Exercise requirements → Repeat each record exactly as written, and drop any images.

+===+

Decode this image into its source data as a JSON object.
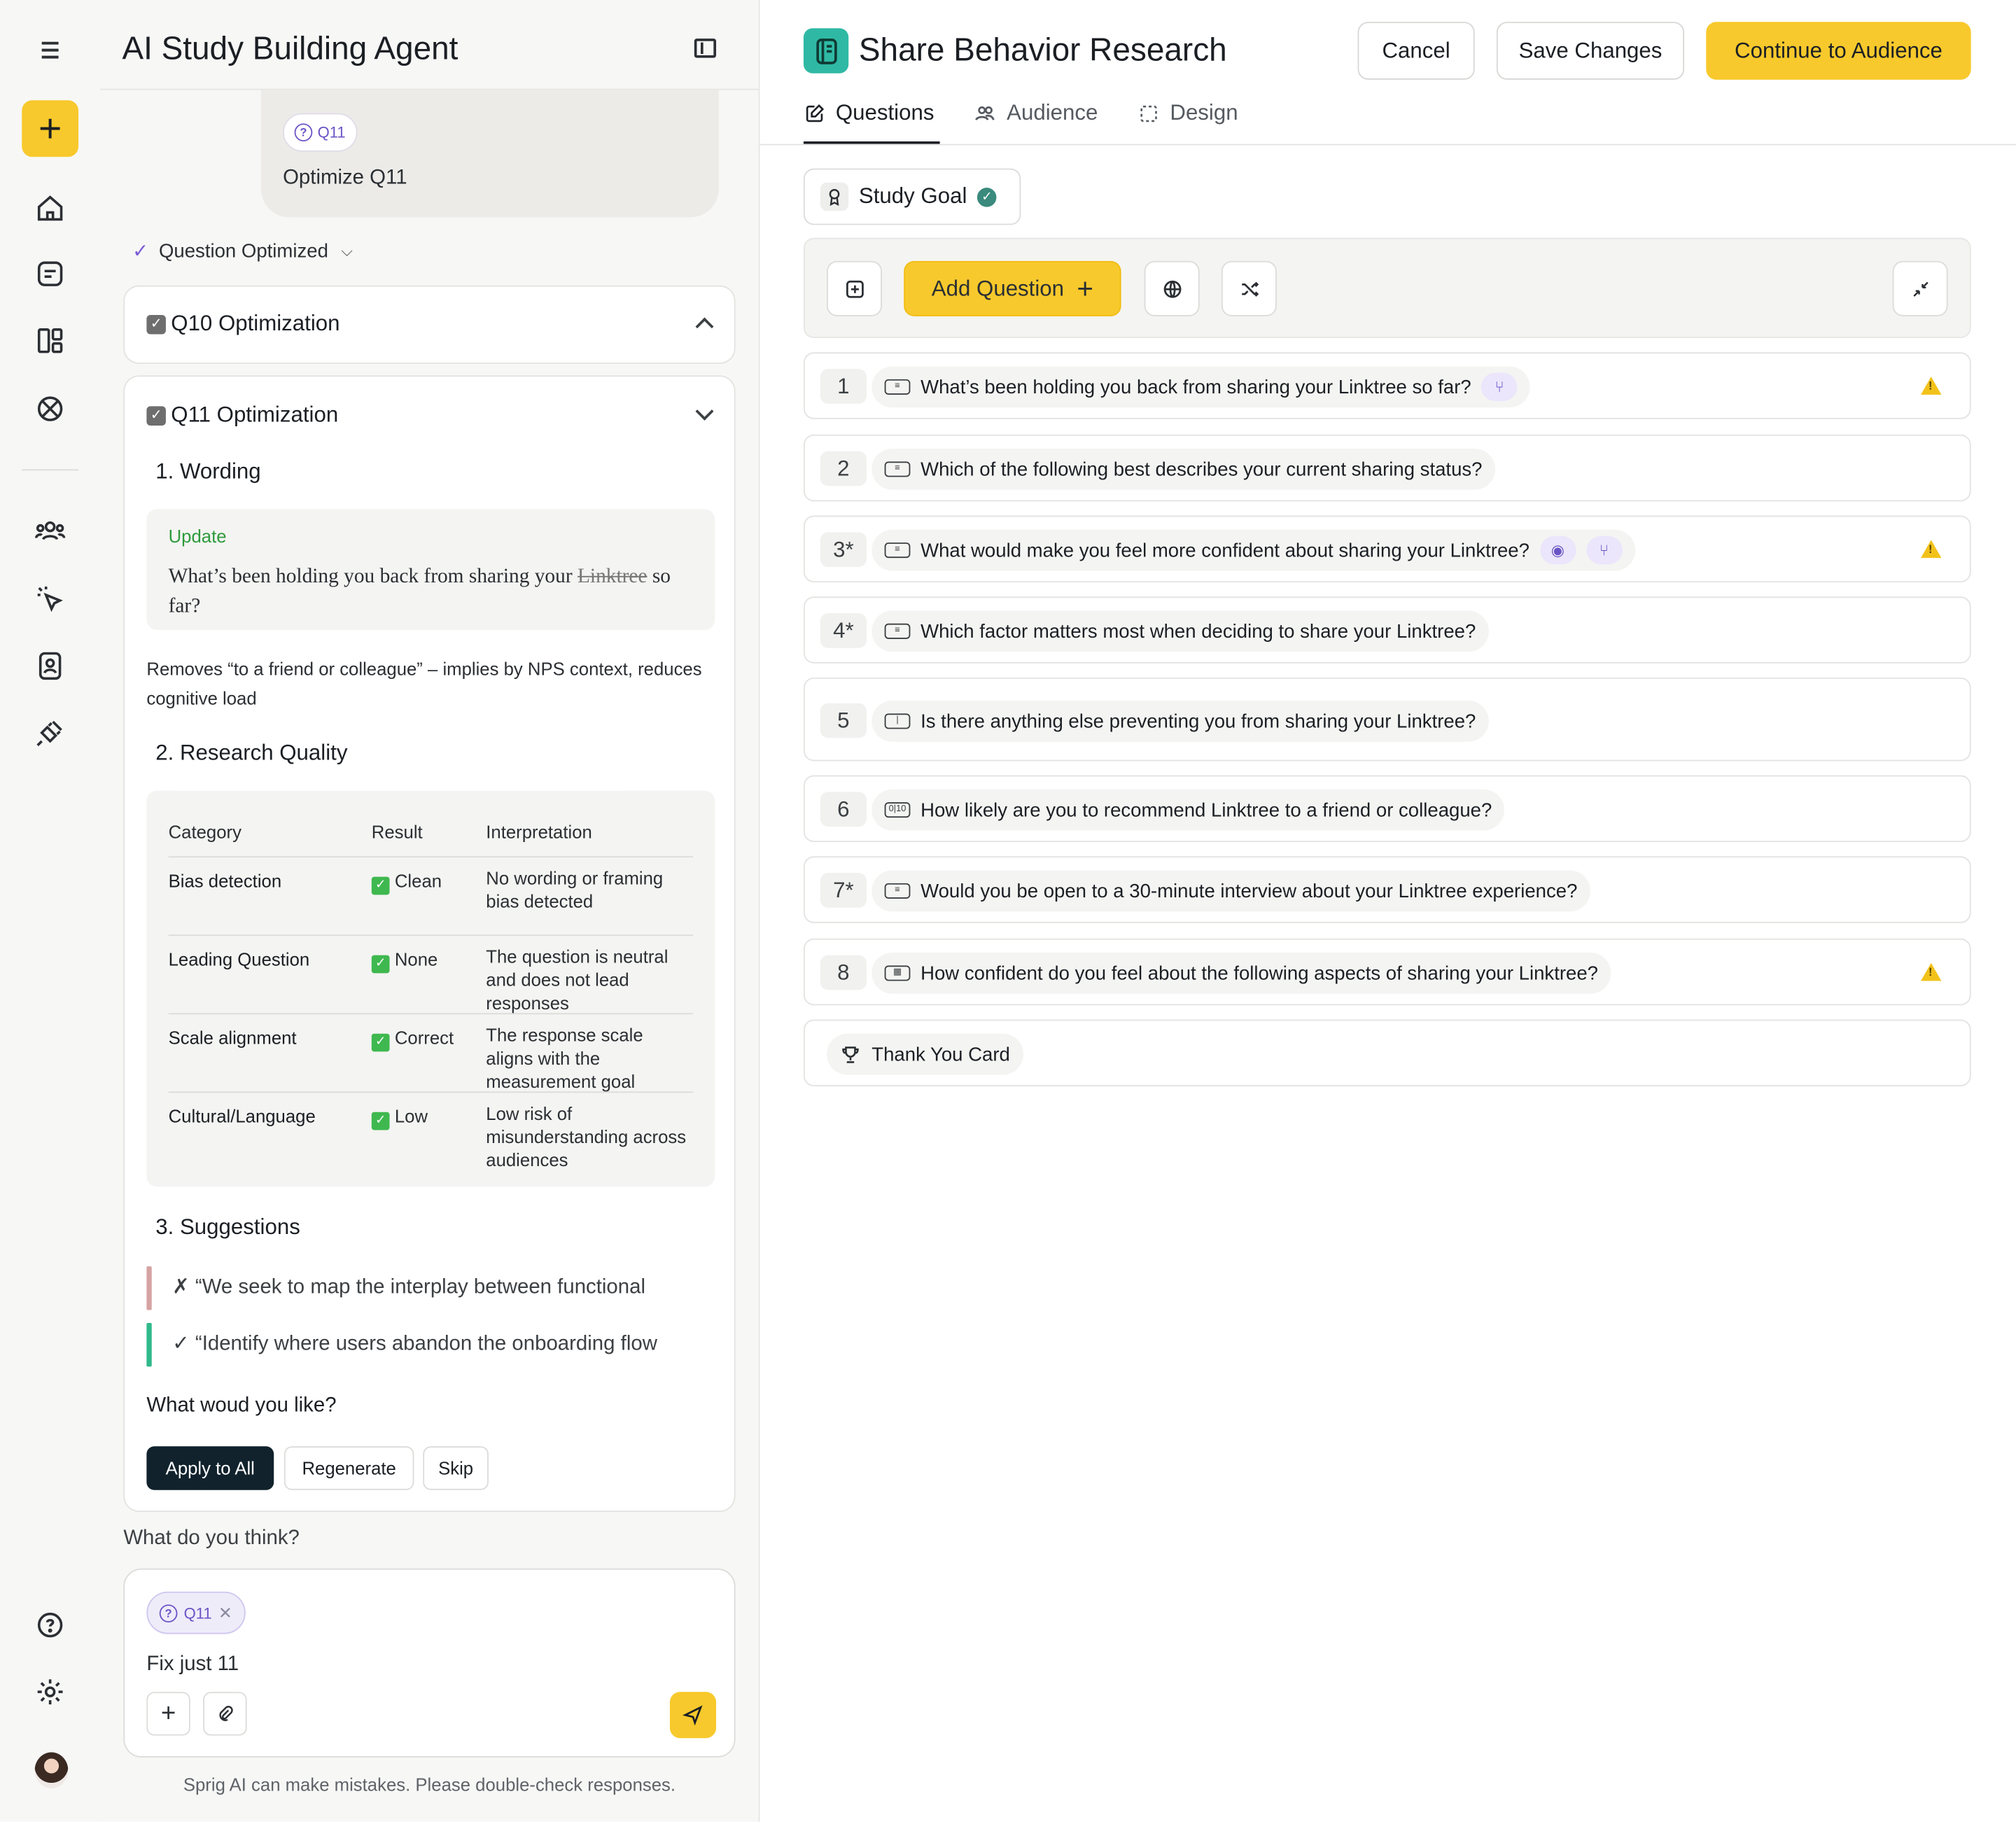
{
  "rail": {
    "icons": [
      "menu-icon",
      "plus-icon",
      "home-icon",
      "chat-icon",
      "layout-icon",
      "globe-icon",
      "users-icon",
      "cursor-click-icon",
      "contacts-icon",
      "plug-icon",
      "help-icon",
      "settings-icon"
    ]
  },
  "chat": {
    "title": "AI Study Building Agent",
    "bubble": {
      "chip": "Q11",
      "text": "Optimize Q11"
    },
    "status": "Question Optimized",
    "q10_title": "Q10 Optimization",
    "q11_title": "Q11 Optimization",
    "wording": {
      "heading": "1. Wording",
      "update_label": "Update",
      "text_before": "What’s been holding you back from sharing your",
      "struck": "Linktree",
      "text_after": "so far?",
      "note": "Removes “to a friend or colleague” – implies by NPS context, reduces cognitive load"
    },
    "quality": {
      "heading": "2. Research Quality",
      "columns": [
        "Category",
        "Result",
        "Interpretation"
      ],
      "rows": [
        {
          "category": "Bias detection",
          "result": "Clean",
          "interpretation": "No wording or framing bias detected"
        },
        {
          "category": "Leading Question",
          "result": "None",
          "interpretation": "The question is neutral and does not lead responses"
        },
        {
          "category": "Scale alignment",
          "result": "Correct",
          "interpretation": "The response scale aligns with the measurement goal"
        },
        {
          "category": "Cultural/Language",
          "result": "Low",
          "interpretation": "Low risk of misunderstanding across audiences"
        }
      ]
    },
    "suggestions": {
      "heading": "3. Suggestions",
      "bad": "✗ “We seek to map the interplay between functional",
      "good": "✓ “Identify where users abandon the onboarding flow"
    },
    "ask": "What woud you like?",
    "actions": {
      "apply": "Apply to All",
      "regenerate": "Regenerate",
      "skip": "Skip"
    },
    "think": "What do you think?",
    "composer": {
      "chip": "Q11",
      "text": "Fix just 11"
    },
    "disclaimer": "Sprig AI  can make mistakes. Please double-check responses."
  },
  "main": {
    "title": "Share Behavior Research",
    "buttons": {
      "cancel": "Cancel",
      "save": "Save Changes",
      "continue": "Continue to Audience"
    },
    "tabs": [
      "Questions",
      "Audience",
      "Design"
    ],
    "study_goal": "Study Goal",
    "add_question": "Add Question",
    "questions": [
      {
        "num": "1",
        "text": "What’s been holding you back from sharing your Linktree so far?",
        "type_icon": "list-icon",
        "tags": [
          "branch-icon"
        ],
        "warning": true
      },
      {
        "num": "2",
        "text": "Which of the following best describes your current sharing status?",
        "type_icon": "list-icon",
        "tags": [],
        "warning": false
      },
      {
        "num": "3*",
        "text": "What would make you feel more confident about sharing your Linktree?",
        "type_icon": "list-icon",
        "tags": [
          "eye-icon",
          "branch-icon"
        ],
        "warning": true
      },
      {
        "num": "4*",
        "text": "Which factor matters most when deciding to share your Linktree?",
        "type_icon": "list-icon",
        "tags": [],
        "warning": false
      },
      {
        "num": "5",
        "text": "Is there anything else preventing you from sharing your Linktree?",
        "type_icon": "text-input-icon",
        "tags": [],
        "warning": false
      },
      {
        "num": "6",
        "text": "How likely are you to recommend Linktree to a friend or colleague?",
        "type_icon": "nps-icon",
        "tags": [],
        "warning": false
      },
      {
        "num": "7*",
        "text": "Would you be open to a 30-minute interview about your Linktree experience?",
        "type_icon": "list-icon",
        "tags": [],
        "warning": false
      },
      {
        "num": "8",
        "text": "How confident do you feel about the following aspects of sharing your Linktree?",
        "type_icon": "matrix-icon",
        "tags": [],
        "warning": true
      }
    ],
    "thank_you": "Thank You Card"
  },
  "colors": {
    "accent": "#f8c92c",
    "brand_teal": "#2fb9a4",
    "purple": "#6b54c6",
    "warning": "#f2c21a"
  }
}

+===+

Exercise result →
Decode this image into its source data as a JSON object.
{
  "rail": {
    "icons": [
      "menu-icon",
      "plus-icon",
      "home-icon",
      "chat-icon",
      "layout-icon",
      "globe-icon",
      "users-icon",
      "cursor-click-icon",
      "contacts-icon",
      "plug-icon",
      "help-icon",
      "settings-icon"
    ]
  },
  "chat": {
    "title": "AI Study Building Agent",
    "bubble": {
      "chip": "Q11",
      "text": "Optimize Q11"
    },
    "status": "Question Optimized",
    "q10_title": "Q10 Optimization",
    "q11_title": "Q11 Optimization",
    "wording": {
      "heading": "1. Wording",
      "update_label": "Update",
      "text_before": "What’s been holding you back from sharing your",
      "struck": "Linktree",
      "text_after": "so far?",
      "note": "Removes “to a friend or colleague” – implies by NPS context, reduces cognitive load"
    },
    "quality": {
      "heading": "2. Research Quality",
      "columns": [
        "Category",
        "Result",
        "Interpretation"
      ],
      "rows": [
        {
          "category": "Bias detection",
          "result": "Clean",
          "interpretation": "No wording or framing bias detected"
        },
        {
          "category": "Leading Question",
          "result": "None",
          "interpretation": "The question is neutral and does not lead responses"
        },
        {
          "category": "Scale alignment",
          "result": "Correct",
          "interpretation": "The response scale aligns with the measurement goal"
        },
        {
          "category": "Cultural/Language",
          "result": "Low",
          "interpretation": "Low risk of misunderstanding across audiences"
        }
      ]
    },
    "suggestions": {
      "heading": "3. Suggestions",
      "bad": "✗ “We seek to map the interplay between functional",
      "good": "✓ “Identify where users abandon the onboarding flow"
    },
    "ask": "What woud you like?",
    "actions": {
      "apply": "Apply to All",
      "regenerate": "Regenerate",
      "skip": "Skip"
    },
    "think": "What do you think?",
    "composer": {
      "chip": "Q11",
      "text": "Fix just 11"
    },
    "disclaimer": "Sprig AI  can make mistakes. Please double-check responses."
  },
  "main": {
    "title": "Share Behavior Research",
    "buttons": {
      "cancel": "Cancel",
      "save": "Save Changes",
      "continue": "Continue to Audience"
    },
    "tabs": [
      "Questions",
      "Audience",
      "Design"
    ],
    "study_goal": "Study Goal",
    "add_question": "Add Question",
    "questions": [
      {
        "num": "1",
        "text": "What’s been holding you back from sharing your Linktree so far?",
        "type_icon": "list-icon",
        "tags": [
          "branch-icon"
        ],
        "warning": true
      },
      {
        "num": "2",
        "text": "Which of the following best describes your current sharing status?",
        "type_icon": "list-icon",
        "tags": [],
        "warning": false
      },
      {
        "num": "3*",
        "text": "What would make you feel more confident about sharing your Linktree?",
        "type_icon": "list-icon",
        "tags": [
          "eye-icon",
          "branch-icon"
        ],
        "warning": true
      },
      {
        "num": "4*",
        "text": "Which factor matters most when deciding to share your Linktree?",
        "type_icon": "list-icon",
        "tags": [],
        "warning": false
      },
      {
        "num": "5",
        "text": "Is there anything else preventing you from sharing your Linktree?",
        "type_icon": "text-input-icon",
        "tags": [],
        "warning": false
      },
      {
        "num": "6",
        "text": "How likely are you to recommend Linktree to a friend or colleague?",
        "type_icon": "nps-icon",
        "tags": [],
        "warning": false
      },
      {
        "num": "7*",
        "text": "Would you be open to a 30-minute interview about your Linktree experience?",
        "type_icon": "list-icon",
        "tags": [],
        "warning": false
      },
      {
        "num": "8",
        "text": "How confident do you feel about the following aspects of sharing your Linktree?",
        "type_icon": "matrix-icon",
        "tags": [],
        "warning": true
      }
    ],
    "thank_you": "Thank You Card"
  },
  "colors": {
    "accent": "#f8c92c",
    "brand_teal": "#2fb9a4",
    "purple": "#6b54c6",
    "warning": "#f2c21a"
  }
}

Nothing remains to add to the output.